INSTRUCTIONS FOR THE TASK – Write out the full set of records exactly. Any pictures in them do not belong in the copy.
* * * *
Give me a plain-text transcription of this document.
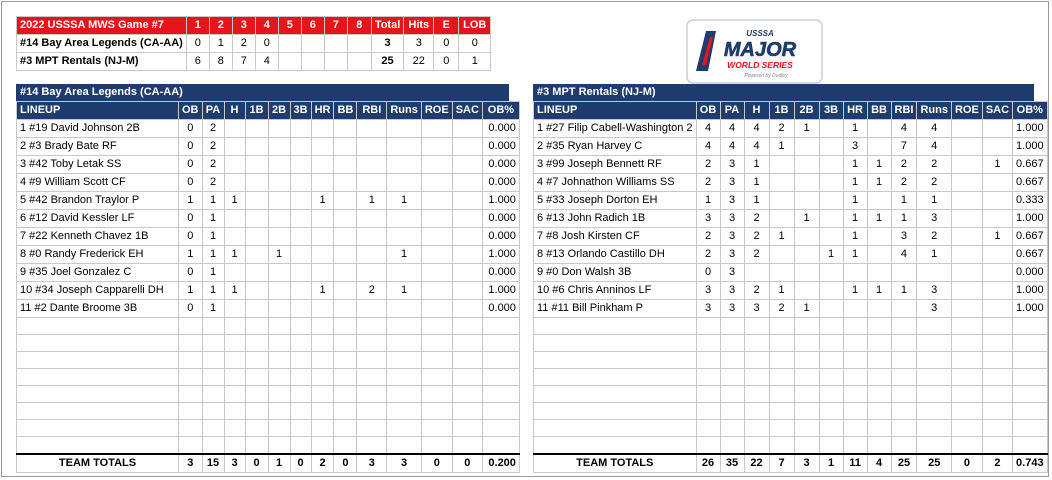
2022 USSSA MWS Game #7	1	2	3	4	5	6	7	8	Total	Hits	E	LOB
#14 Bay Area Legends (CA-AA)	0	1	2	0					3	3	0	0
#3 MPT Rentals (NJ-M)	6	8	7	4					25	22	0	1
USSSA
MAJOR
WORLD SERIES
Powered by Dudley
#14 Bay Area Legends (CA-AA)
LINEUP	OB	PA	H	1B	2B	3B	HR	BB	RBI	Runs	ROE	SAC	OB%
1 #19 David Johnson 2B	0	2											0.000
2 #3 Brady Bate RF	0	2											0.000
3 #42 Toby Letak SS	0	2											0.000
4 #9 William Scott CF	0	2											0.000
5 #42 Brandon Traylor P	1	1	1				1		1	1			1.000
6 #12 David Kessler LF	0	1											0.000
7 #22 Kenneth Chavez 1B	0	1											0.000
8 #0 Randy Frederick EH	1	1	1		1					1			1.000
9 #35 Joel Gonzalez C	0	1											0.000
10 #34 Joseph Capparelli DH	1	1	1				1		2	1			1.000
11 #2 Dante Broome 3B	0	1											0.000

TEAM TOTALS	3	15	3	0	1	0	2	0	3	3	0	0	0.200
#3 MPT Rentals (NJ-M)
LINEUP	OB	PA	H	1B	2B	3B	HR	BB	RBI	Runs	ROE	SAC	OB%
1 #27 Filip Cabell-Washington 2	4	4	4	2	1		1		4	4			1.000
2 #35 Ryan Harvey C	4	4	4	1			3		7	4			1.000
3 #99 Joseph Bennett RF	2	3	1				1	1	2	2		1	0.667
4 #7 Johnathon Williams SS	2	3	1				1	1	2	2			0.667
5 #33 Joseph Dorton EH	1	3	1				1		1	1			0.333
6 #13 John Radich 1B	3	3	2		1		1	1	1	3			1.000
7 #8 Josh Kirsten CF	2	3	2	1			1		3	2		1	0.667
8 #13 Orlando Castillo DH	2	3	2			1	1		4	1			0.667
9 #0 Don Walsh 3B	0	3											0.000
10 #6 Chris Anninos LF	3	3	2	1			1	1	1	3			1.000
11 #11 Bill Pinkham P	3	3	3	2	1					3			1.000

TEAM TOTALS	26	35	22	7	3	1	11	4	25	25	0	2	0.743
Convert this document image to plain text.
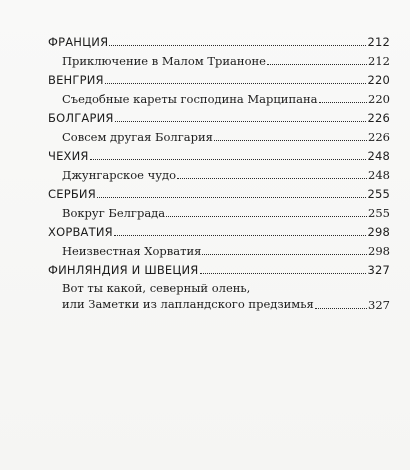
ФРАНЦИЯ	212
Приключение в Малом Трианоне	212
ВЕНГРИЯ	220
Съедобные кареты господина Марципана	220
БОЛГАРИЯ	226
Совсем другая Болгария	226
ЧЕХИЯ	248
Джунгарское чудо	248
СЕРБИЯ	255
Вокруг Белграда	255
ХОРВАТИЯ	298
Неизвестная Хорватия	298
ФИНЛЯНДИЯ И ШВЕЦИЯ	327
Вот ты какой, северный олень,
или Заметки из лапландского предзимья	327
* * * *
SOLUTION –
Give me a plain-text transcription of this document.
2022 USSSA MWS Game #7	1	2	3	4	5	6	7	8	Total	Hits	E	LOB
#14 Bay Area Legends (CA-AA)	0	1	2	0					3	3	0	0
#3 MPT Rentals (NJ-M)	6	8	7	4					25	22	0	1
USSSA
MAJOR
WORLD SERIES
Powered by Dudley
#14 Bay Area Legends (CA-AA)
LINEUP	OB	PA	H	1B	2B	3B	HR	BB	RBI	Runs	ROE	SAC	OB%
1 #19 David Johnson 2B	0	2											0.000
2 #3 Brady Bate RF	0	2											0.000
3 #42 Toby Letak SS	0	2											0.000
4 #9 William Scott CF	0	2											0.000
5 #42 Brandon Traylor P	1	1	1				1		1	1			1.000
6 #12 David Kessler LF	0	1											0.000
7 #22 Kenneth Chavez 1B	0	1											0.000
8 #0 Randy Frederick EH	1	1	1		1					1			1.000
9 #35 Joel Gonzalez C	0	1											0.000
10 #34 Joseph Capparelli DH	1	1	1				1		2	1			1.000
11 #2 Dante Broome 3B	0	1											0.000

TEAM TOTALS	3	15	3	0	1	0	2	0	3	3	0	0	0.200
#3 MPT Rentals (NJ-M)
LINEUP	OB	PA	H	1B	2B	3B	HR	BB	RBI	Runs	ROE	SAC	OB%
1 #27 Filip Cabell-Washington 2	4	4	4	2	1		1		4	4			1.000
2 #35 Ryan Harvey C	4	4	4	1			3		7	4			1.000
3 #99 Joseph Bennett RF	2	3	1				1	1	2	2		1	0.667
4 #7 Johnathon Williams SS	2	3	1				1	1	2	2			0.667
5 #33 Joseph Dorton EH	1	3	1				1		1	1			0.333
6 #13 John Radich 1B	3	3	2		1		1	1	1	3			1.000
7 #8 Josh Kirsten CF	2	3	2	1			1		3	2		1	0.667
8 #13 Orlando Castillo DH	2	3	2			1	1		4	1			0.667
9 #0 Don Walsh 3B	0	3											0.000
10 #6 Chris Anninos LF	3	3	2	1			1	1	1	3			1.000
11 #11 Bill Pinkham P	3	3	3	2	1					3			1.000

TEAM TOTALS	26	35	22	7	3	1	11	4	25	25	0	2	0.743
Convert this document image to plain text.
ФРАНЦИЯ	212
Приключение в Малом Трианоне	212
ВЕНГРИЯ	220
Съедобные кареты господина Марципана	220
БОЛГАРИЯ	226
Совсем другая Болгария	226
ЧЕХИЯ	248
Джунгарское чудо	248
СЕРБИЯ	255
Вокруг Белграда	255
ХОРВАТИЯ	298
Неизвестная Хорватия	298
ФИНЛЯНДИЯ И ШВЕЦИЯ	327
Вот ты какой, северный олень,
или Заметки из лапландского предзимья	327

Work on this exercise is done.